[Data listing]

***

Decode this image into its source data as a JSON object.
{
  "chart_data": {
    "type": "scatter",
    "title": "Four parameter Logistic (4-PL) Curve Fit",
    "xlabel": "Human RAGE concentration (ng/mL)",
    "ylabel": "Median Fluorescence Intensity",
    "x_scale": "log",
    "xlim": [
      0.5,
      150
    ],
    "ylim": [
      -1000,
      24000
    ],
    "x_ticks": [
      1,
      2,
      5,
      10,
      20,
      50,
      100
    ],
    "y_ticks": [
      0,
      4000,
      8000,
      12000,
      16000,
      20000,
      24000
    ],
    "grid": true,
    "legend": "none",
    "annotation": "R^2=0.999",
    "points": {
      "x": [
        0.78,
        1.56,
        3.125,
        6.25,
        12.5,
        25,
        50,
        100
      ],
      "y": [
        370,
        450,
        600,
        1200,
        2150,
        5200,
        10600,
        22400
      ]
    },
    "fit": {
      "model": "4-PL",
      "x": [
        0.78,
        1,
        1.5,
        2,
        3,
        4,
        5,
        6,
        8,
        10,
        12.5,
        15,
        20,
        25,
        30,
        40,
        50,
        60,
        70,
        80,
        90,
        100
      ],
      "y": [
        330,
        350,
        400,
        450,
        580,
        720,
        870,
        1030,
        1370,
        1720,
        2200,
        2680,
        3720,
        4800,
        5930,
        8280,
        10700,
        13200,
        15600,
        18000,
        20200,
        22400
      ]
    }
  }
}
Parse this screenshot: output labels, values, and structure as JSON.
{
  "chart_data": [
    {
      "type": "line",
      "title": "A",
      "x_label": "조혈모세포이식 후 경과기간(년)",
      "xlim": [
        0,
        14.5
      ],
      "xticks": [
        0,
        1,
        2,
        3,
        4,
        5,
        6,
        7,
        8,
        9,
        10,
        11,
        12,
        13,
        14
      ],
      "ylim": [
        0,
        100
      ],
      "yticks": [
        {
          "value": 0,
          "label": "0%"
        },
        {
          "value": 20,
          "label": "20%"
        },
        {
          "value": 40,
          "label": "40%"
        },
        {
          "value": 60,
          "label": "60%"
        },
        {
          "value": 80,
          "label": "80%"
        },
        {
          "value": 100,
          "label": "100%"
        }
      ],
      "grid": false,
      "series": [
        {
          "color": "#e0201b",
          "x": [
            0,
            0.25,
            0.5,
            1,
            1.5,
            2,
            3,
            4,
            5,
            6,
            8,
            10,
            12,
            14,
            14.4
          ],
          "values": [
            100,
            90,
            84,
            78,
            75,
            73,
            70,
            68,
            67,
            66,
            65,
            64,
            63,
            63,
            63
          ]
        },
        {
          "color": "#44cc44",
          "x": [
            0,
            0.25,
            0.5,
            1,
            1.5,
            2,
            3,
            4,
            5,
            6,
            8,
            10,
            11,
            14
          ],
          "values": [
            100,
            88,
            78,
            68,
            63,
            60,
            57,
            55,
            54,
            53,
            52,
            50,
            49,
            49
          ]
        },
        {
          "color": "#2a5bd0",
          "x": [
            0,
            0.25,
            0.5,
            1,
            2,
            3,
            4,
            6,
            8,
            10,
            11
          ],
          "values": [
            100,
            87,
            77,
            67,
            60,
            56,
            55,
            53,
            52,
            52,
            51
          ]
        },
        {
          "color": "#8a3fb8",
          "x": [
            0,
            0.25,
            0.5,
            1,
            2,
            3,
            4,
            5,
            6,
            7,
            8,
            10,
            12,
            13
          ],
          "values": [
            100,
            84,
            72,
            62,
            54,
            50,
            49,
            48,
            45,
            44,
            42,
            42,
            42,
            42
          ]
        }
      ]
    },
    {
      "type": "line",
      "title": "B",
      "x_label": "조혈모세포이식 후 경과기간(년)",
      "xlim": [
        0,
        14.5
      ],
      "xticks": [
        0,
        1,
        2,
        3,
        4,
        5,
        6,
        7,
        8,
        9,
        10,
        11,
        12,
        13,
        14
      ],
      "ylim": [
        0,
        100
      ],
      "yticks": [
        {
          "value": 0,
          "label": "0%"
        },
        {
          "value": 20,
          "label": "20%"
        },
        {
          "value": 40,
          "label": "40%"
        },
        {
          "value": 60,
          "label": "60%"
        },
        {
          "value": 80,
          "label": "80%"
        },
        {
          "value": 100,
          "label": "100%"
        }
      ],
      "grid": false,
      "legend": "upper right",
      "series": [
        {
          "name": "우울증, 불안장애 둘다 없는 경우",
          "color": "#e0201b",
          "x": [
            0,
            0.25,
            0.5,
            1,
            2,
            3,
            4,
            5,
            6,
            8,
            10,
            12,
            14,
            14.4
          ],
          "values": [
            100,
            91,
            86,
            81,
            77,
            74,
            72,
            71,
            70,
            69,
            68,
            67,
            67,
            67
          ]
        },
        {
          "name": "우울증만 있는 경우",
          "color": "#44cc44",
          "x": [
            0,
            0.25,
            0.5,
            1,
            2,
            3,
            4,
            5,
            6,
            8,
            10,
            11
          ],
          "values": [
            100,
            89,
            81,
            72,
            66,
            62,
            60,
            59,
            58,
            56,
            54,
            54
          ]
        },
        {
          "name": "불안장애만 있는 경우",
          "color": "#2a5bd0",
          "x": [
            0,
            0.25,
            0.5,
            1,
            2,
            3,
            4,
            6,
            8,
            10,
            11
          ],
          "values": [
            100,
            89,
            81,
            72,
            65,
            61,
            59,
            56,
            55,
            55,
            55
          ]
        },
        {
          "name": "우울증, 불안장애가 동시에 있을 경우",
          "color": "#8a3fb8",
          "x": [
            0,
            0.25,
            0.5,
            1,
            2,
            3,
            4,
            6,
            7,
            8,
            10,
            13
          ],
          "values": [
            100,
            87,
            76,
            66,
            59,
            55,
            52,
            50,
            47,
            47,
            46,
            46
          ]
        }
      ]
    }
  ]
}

***

TASK GOAL: Your task is to repeat each line of the material exactly.

REPLY TO THE TASK:
Decode this image into its source data as a JSON object.
{
  "chart_data": {
    "type": "scatter",
    "title": "Four parameter Logistic (4-PL) Curve Fit",
    "xlabel": "Human RAGE concentration (ng/mL)",
    "ylabel": "Median Fluorescence Intensity",
    "x_scale": "log",
    "xlim": [
      0.5,
      150
    ],
    "ylim": [
      -1000,
      24000
    ],
    "x_ticks": [
      1,
      2,
      5,
      10,
      20,
      50,
      100
    ],
    "y_ticks": [
      0,
      4000,
      8000,
      12000,
      16000,
      20000,
      24000
    ],
    "grid": true,
    "legend": "none",
    "annotation": "R^2=0.999",
    "points": {
      "x": [
        0.78,
        1.56,
        3.125,
        6.25,
        12.5,
        25,
        50,
        100
      ],
      "y": [
        370,
        450,
        600,
        1200,
        2150,
        5200,
        10600,
        22400
      ]
    },
    "fit": {
      "model": "4-PL",
      "x": [
        0.78,
        1,
        1.5,
        2,
        3,
        4,
        5,
        6,
        8,
        10,
        12.5,
        15,
        20,
        25,
        30,
        40,
        50,
        60,
        70,
        80,
        90,
        100
      ],
      "y": [
        330,
        350,
        400,
        450,
        580,
        720,
        870,
        1030,
        1370,
        1720,
        2200,
        2680,
        3720,
        4800,
        5930,
        8280,
        10700,
        13200,
        15600,
        18000,
        20200,
        22400
      ]
    }
  }
}
Parse this screenshot: output labels, values, and structure as JSON.
{
  "chart_data": [
    {
      "type": "line",
      "title": "A",
      "x_label": "조혈모세포이식 후 경과기간(년)",
      "xlim": [
        0,
        14.5
      ],
      "xticks": [
        0,
        1,
        2,
        3,
        4,
        5,
        6,
        7,
        8,
        9,
        10,
        11,
        12,
        13,
        14
      ],
      "ylim": [
        0,
        100
      ],
      "yticks": [
        {
          "value": 0,
          "label": "0%"
        },
        {
          "value": 20,
          "label": "20%"
        },
        {
          "value": 40,
          "label": "40%"
        },
        {
          "value": 60,
          "label": "60%"
        },
        {
          "value": 80,
          "label": "80%"
        },
        {
          "value": 100,
          "label": "100%"
        }
      ],
      "grid": false,
      "series": [
        {
          "color": "#e0201b",
          "x": [
            0,
            0.25,
            0.5,
            1,
            1.5,
            2,
            3,
            4,
            5,
            6,
            8,
            10,
            12,
            14,
            14.4
          ],
          "values": [
            100,
            90,
            84,
            78,
            75,
            73,
            70,
            68,
            67,
            66,
            65,
            64,
            63,
            63,
            63
          ]
        },
        {
          "color": "#44cc44",
          "x": [
            0,
            0.25,
            0.5,
            1,
            1.5,
            2,
            3,
            4,
            5,
            6,
            8,
            10,
            11,
            14
          ],
          "values": [
            100,
            88,
            78,
            68,
            63,
            60,
            57,
            55,
            54,
            53,
            52,
            50,
            49,
            49
          ]
        },
        {
          "color": "#2a5bd0",
          "x": [
            0,
            0.25,
            0.5,
            1,
            2,
            3,
            4,
            6,
            8,
            10,
            11
          ],
          "values": [
            100,
            87,
            77,
            67,
            60,
            56,
            55,
            53,
            52,
            52,
            51
          ]
        },
        {
          "color": "#8a3fb8",
          "x": [
            0,
            0.25,
            0.5,
            1,
            2,
            3,
            4,
            5,
            6,
            7,
            8,
            10,
            12,
            13
          ],
          "values": [
            100,
            84,
            72,
            62,
            54,
            50,
            49,
            48,
            45,
            44,
            42,
            42,
            42,
            42
          ]
        }
      ]
    },
    {
      "type": "line",
      "title": "B",
      "x_label": "조혈모세포이식 후 경과기간(년)",
      "xlim": [
        0,
        14.5
      ],
      "xticks": [
        0,
        1,
        2,
        3,
        4,
        5,
        6,
        7,
        8,
        9,
        10,
        11,
        12,
        13,
        14
      ],
      "ylim": [
        0,
        100
      ],
      "yticks": [
        {
          "value": 0,
          "label": "0%"
        },
        {
          "value": 20,
          "label": "20%"
        },
        {
          "value": 40,
          "label": "40%"
        },
        {
          "value": 60,
          "label": "60%"
        },
        {
          "value": 80,
          "label": "80%"
        },
        {
          "value": 100,
          "label": "100%"
        }
      ],
      "grid": false,
      "legend": "upper right",
      "series": [
        {
          "name": "우울증, 불안장애 둘다 없는 경우",
          "color": "#e0201b",
          "x": [
            0,
            0.25,
            0.5,
            1,
            2,
            3,
            4,
            5,
            6,
            8,
            10,
            12,
            14,
            14.4
          ],
          "values": [
            100,
            91,
            86,
            81,
            77,
            74,
            72,
            71,
            70,
            69,
            68,
            67,
            67,
            67
          ]
        },
        {
          "name": "우울증만 있는 경우",
          "color": "#44cc44",
          "x": [
            0,
            0.25,
            0.5,
            1,
            2,
            3,
            4,
            5,
            6,
            8,
            10,
            11
          ],
          "values": [
            100,
            89,
            81,
            72,
            66,
            62,
            60,
            59,
            58,
            56,
            54,
            54
          ]
        },
        {
          "name": "불안장애만 있는 경우",
          "color": "#2a5bd0",
          "x": [
            0,
            0.25,
            0.5,
            1,
            2,
            3,
            4,
            6,
            8,
            10,
            11
          ],
          "values": [
            100,
            89,
            81,
            72,
            65,
            61,
            59,
            56,
            55,
            55,
            55
          ]
        },
        {
          "name": "우울증, 불안장애가 동시에 있을 경우",
          "color": "#8a3fb8",
          "x": [
            0,
            0.25,
            0.5,
            1,
            2,
            3,
            4,
            6,
            7,
            8,
            10,
            13
          ],
          "values": [
            100,
            87,
            76,
            66,
            59,
            55,
            52,
            50,
            47,
            47,
            46,
            46
          ]
        }
      ]
    }
  ]
}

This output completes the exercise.